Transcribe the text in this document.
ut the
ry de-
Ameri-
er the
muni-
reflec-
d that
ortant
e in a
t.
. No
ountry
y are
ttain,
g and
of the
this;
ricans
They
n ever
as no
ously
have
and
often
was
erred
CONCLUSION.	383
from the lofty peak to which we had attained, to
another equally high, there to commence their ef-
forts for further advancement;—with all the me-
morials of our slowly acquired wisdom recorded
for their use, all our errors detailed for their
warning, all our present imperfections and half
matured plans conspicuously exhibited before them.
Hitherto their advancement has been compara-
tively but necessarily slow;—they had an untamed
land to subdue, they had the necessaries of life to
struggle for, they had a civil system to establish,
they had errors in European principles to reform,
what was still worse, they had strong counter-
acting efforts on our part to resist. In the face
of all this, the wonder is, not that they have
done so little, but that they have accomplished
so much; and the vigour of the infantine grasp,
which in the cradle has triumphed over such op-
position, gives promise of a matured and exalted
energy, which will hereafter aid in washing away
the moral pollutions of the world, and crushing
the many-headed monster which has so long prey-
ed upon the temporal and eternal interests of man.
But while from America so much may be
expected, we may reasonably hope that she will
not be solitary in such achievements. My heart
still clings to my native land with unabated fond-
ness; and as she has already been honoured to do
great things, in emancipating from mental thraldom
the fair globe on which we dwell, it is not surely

═══

Brief:
Copy every line from the records above that contains the word "will".

Reply to the exercise:
energy, which will hereafter aid in washing away
expected, we may reasonably hope that she will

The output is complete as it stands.